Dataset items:
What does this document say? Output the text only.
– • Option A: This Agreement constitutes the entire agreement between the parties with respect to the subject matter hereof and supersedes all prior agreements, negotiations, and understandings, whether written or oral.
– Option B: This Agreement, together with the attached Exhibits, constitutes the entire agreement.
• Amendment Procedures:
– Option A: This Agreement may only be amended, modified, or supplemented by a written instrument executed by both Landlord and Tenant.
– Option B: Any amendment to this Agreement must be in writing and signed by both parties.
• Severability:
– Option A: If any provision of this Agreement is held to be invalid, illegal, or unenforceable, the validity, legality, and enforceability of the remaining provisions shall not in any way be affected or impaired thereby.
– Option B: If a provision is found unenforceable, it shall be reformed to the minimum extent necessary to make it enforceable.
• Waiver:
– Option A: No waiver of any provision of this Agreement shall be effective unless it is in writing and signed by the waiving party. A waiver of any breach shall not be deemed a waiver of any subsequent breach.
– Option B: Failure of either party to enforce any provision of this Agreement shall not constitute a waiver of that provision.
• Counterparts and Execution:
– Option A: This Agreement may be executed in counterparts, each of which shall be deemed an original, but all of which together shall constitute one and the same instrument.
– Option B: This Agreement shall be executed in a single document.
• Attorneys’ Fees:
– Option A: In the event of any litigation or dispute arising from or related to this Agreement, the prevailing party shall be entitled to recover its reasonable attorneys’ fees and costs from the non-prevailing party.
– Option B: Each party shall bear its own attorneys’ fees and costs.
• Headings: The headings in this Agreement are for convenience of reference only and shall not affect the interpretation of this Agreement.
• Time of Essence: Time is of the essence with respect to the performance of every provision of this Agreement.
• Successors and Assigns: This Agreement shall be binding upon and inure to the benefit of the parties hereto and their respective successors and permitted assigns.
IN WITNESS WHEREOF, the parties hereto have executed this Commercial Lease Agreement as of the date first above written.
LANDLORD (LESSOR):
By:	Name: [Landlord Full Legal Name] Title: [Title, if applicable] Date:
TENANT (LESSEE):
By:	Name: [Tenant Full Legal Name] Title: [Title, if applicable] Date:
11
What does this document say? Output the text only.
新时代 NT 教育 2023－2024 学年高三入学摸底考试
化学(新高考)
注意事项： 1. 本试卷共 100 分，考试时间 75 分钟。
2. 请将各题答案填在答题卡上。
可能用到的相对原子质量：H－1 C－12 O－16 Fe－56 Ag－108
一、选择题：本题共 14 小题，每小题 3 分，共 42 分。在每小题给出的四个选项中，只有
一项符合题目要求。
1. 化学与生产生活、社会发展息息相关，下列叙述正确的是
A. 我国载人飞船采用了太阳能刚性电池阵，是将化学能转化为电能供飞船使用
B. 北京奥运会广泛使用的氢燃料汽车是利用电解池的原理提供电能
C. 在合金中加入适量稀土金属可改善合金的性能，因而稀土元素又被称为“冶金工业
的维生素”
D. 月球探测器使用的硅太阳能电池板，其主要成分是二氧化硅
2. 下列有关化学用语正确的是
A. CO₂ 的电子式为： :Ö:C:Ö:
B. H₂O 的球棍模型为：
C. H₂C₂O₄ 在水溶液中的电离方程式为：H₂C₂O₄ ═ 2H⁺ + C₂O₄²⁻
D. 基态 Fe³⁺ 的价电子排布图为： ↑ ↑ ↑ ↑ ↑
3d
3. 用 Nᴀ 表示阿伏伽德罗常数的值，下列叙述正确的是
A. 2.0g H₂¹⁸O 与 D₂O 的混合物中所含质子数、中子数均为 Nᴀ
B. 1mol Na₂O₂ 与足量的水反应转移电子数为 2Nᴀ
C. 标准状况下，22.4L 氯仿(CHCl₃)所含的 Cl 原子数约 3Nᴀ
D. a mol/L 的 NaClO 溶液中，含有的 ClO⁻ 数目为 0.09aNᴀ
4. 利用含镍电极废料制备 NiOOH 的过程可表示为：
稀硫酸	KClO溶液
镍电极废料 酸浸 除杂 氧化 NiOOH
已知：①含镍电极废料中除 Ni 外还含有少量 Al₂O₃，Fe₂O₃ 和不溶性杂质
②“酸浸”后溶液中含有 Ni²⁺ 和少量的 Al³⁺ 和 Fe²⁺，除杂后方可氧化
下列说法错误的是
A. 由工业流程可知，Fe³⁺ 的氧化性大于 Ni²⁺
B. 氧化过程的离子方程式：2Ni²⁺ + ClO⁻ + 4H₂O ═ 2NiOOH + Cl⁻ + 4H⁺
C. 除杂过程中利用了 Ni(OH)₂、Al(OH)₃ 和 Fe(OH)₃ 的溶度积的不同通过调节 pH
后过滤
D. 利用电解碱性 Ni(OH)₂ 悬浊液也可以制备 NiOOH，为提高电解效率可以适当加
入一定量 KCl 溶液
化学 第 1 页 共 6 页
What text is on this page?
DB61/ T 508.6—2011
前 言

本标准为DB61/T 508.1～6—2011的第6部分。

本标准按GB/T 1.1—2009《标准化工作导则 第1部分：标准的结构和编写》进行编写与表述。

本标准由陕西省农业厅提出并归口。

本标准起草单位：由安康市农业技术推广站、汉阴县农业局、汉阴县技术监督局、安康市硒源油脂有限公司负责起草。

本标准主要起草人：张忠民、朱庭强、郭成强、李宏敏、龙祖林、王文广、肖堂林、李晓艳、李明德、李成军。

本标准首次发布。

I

Direction:
Extract all of the data shown above and repeat it verbatim.

Finished exercise:
What does this document say? Output the text only.
– • Option A: This Agreement constitutes the entire agreement between the parties with respect to the subject matter hereof and supersedes all prior agreements, negotiations, and understandings, whether written or oral.
– Option B: This Agreement, together with the attached Exhibits, constitutes the entire agreement.
• Amendment Procedures:
– Option A: This Agreement may only be amended, modified, or supplemented by a written instrument executed by both Landlord and Tenant.
– Option B: Any amendment to this Agreement must be in writing and signed by both parties.
• Severability:
– Option A: If any provision of this Agreement is held to be invalid, illegal, or unenforceable, the validity, legality, and enforceability of the remaining provisions shall not in any way be affected or impaired thereby.
– Option B: If a provision is found unenforceable, it shall be reformed to the minimum extent necessary to make it enforceable.
• Waiver:
– Option A: No waiver of any provision of this Agreement shall be effective unless it is in writing and signed by the waiving party. A waiver of any breach shall not be deemed a waiver of any subsequent breach.
– Option B: Failure of either party to enforce any provision of this Agreement shall not constitute a waiver of that provision.
• Counterparts and Execution:
– Option A: This Agreement may be executed in counterparts, each of which shall be deemed an original, but all of which together shall constitute one and the same instrument.
– Option B: This Agreement shall be executed in a single document.
• Attorneys’ Fees:
– Option A: In the event of any litigation or dispute arising from or related to this Agreement, the prevailing party shall be entitled to recover its reasonable attorneys’ fees and costs from the non-prevailing party.
– Option B: Each party shall bear its own attorneys’ fees and costs.
• Headings: The headings in this Agreement are for convenience of reference only and shall not affect the interpretation of this Agreement.
• Time of Essence: Time is of the essence with respect to the performance of every provision of this Agreement.
• Successors and Assigns: This Agreement shall be binding upon and inure to the benefit of the parties hereto and their respective successors and permitted assigns.
IN WITNESS WHEREOF, the parties hereto have executed this Commercial Lease Agreement as of the date first above written.
LANDLORD (LESSOR):
By:	Name: [Landlord Full Legal Name] Title: [Title, if applicable] Date:
TENANT (LESSEE):
By:	Name: [Tenant Full Legal Name] Title: [Title, if applicable] Date:
11
What does this document say? Output the text only.
新时代 NT 教育 2023－2024 学年高三入学摸底考试
化学(新高考)
注意事项： 1. 本试卷共 100 分，考试时间 75 分钟。
2. 请将各题答案填在答题卡上。
可能用到的相对原子质量：H－1 C－12 O－16 Fe－56 Ag－108
一、选择题：本题共 14 小题，每小题 3 分，共 42 分。在每小题给出的四个选项中，只有
一项符合题目要求。
1. 化学与生产生活、社会发展息息相关，下列叙述正确的是
A. 我国载人飞船采用了太阳能刚性电池阵，是将化学能转化为电能供飞船使用
B. 北京奥运会广泛使用的氢燃料汽车是利用电解池的原理提供电能
C. 在合金中加入适量稀土金属可改善合金的性能，因而稀土元素又被称为“冶金工业
的维生素”
D. 月球探测器使用的硅太阳能电池板，其主要成分是二氧化硅
2. 下列有关化学用语正确的是
A. CO₂ 的电子式为： :Ö:C:Ö:
B. H₂O 的球棍模型为：
C. H₂C₂O₄ 在水溶液中的电离方程式为：H₂C₂O₄ ═ 2H⁺ + C₂O₄²⁻
D. 基态 Fe³⁺ 的价电子排布图为： ↑ ↑ ↑ ↑ ↑
3d
3. 用 Nᴀ 表示阿伏伽德罗常数的值，下列叙述正确的是
A. 2.0g H₂¹⁸O 与 D₂O 的混合物中所含质子数、中子数均为 Nᴀ
B. 1mol Na₂O₂ 与足量的水反应转移电子数为 2Nᴀ
C. 标准状况下，22.4L 氯仿(CHCl₃)所含的 Cl 原子数约 3Nᴀ
D. a mol/L 的 NaClO 溶液中，含有的 ClO⁻ 数目为 0.09aNᴀ
4. 利用含镍电极废料制备 NiOOH 的过程可表示为：
稀硫酸	KClO溶液
镍电极废料 酸浸 除杂 氧化 NiOOH
已知：①含镍电极废料中除 Ni 外还含有少量 Al₂O₃，Fe₂O₃ 和不溶性杂质
②“酸浸”后溶液中含有 Ni²⁺ 和少量的 Al³⁺ 和 Fe²⁺，除杂后方可氧化
下列说法错误的是
A. 由工业流程可知，Fe³⁺ 的氧化性大于 Ni²⁺
B. 氧化过程的离子方程式：2Ni²⁺ + ClO⁻ + 4H₂O ═ 2NiOOH + Cl⁻ + 4H⁺
C. 除杂过程中利用了 Ni(OH)₂、Al(OH)₃ 和 Fe(OH)₃ 的溶度积的不同通过调节 pH
后过滤
D. 利用电解碱性 Ni(OH)₂ 悬浊液也可以制备 NiOOH，为提高电解效率可以适当加
入一定量 KCl 溶液
化学 第 1 页 共 6 页
What text is on this page?
DB61/ T 508.6—2011
前 言

本标准为DB61/T 508.1～6—2011的第6部分。

本标准按GB/T 1.1—2009《标准化工作导则 第1部分：标准的结构和编写》进行编写与表述。

本标准由陕西省农业厅提出并归口。

本标准起草单位：由安康市农业技术推广站、汉阴县农业局、汉阴县技术监督局、安康市硒源油脂有限公司负责起草。

本标准主要起草人：张忠民、朱庭强、郭成强、李宏敏、龙祖林、王文广、肖堂林、李晓艳、李明德、李成军。

本标准首次发布。

I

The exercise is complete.